→ Work required: Where does the word "Beclin" show up in the records? Copy every line that has it.

Records from a collection of figures:
-- -- --

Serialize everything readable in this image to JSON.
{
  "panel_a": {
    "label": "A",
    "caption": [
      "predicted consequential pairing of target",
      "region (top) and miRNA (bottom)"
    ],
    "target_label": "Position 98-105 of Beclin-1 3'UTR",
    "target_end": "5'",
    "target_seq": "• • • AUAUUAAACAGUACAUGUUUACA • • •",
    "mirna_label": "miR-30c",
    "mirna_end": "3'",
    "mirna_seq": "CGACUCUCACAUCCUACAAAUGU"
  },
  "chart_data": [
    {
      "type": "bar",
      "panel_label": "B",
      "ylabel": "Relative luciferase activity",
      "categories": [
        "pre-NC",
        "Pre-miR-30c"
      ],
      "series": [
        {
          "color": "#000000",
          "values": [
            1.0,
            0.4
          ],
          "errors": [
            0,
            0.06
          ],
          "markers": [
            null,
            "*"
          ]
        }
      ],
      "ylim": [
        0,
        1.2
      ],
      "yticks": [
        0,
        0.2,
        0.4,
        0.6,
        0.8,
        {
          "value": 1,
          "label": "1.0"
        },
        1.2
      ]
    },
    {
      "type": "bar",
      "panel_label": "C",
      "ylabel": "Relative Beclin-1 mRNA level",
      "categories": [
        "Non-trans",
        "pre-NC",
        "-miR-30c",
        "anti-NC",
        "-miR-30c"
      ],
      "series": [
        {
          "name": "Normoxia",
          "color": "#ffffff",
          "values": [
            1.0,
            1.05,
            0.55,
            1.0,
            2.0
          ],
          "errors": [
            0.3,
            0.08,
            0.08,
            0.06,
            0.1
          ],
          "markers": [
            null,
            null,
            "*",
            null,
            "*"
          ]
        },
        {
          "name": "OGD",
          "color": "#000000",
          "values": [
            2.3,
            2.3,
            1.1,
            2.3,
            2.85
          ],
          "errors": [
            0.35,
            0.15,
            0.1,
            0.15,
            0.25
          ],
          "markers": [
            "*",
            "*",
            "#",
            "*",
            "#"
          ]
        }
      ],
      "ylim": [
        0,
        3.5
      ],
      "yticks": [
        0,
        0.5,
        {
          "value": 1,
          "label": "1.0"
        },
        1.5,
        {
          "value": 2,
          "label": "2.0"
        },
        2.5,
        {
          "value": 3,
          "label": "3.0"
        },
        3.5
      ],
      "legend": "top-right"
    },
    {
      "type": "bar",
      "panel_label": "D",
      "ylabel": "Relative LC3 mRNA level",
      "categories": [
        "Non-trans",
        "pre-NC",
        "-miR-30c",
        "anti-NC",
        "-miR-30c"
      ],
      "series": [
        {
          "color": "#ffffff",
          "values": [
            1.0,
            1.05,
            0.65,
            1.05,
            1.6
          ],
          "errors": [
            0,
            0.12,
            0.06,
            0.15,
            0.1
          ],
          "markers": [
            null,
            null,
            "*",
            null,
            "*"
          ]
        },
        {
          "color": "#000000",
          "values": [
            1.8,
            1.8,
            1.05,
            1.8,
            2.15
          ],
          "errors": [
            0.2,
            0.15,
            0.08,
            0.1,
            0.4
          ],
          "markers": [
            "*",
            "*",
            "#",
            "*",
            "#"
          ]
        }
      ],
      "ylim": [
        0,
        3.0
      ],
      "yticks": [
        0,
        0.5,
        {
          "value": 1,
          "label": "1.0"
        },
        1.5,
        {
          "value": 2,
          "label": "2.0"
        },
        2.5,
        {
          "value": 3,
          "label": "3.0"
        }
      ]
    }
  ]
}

-- -- --

→ Result of this exercise:
    "target_label": "Position 98-105 of Beclin-1 3'UTR",
      "ylabel": "Relative Beclin-1 mRNA level",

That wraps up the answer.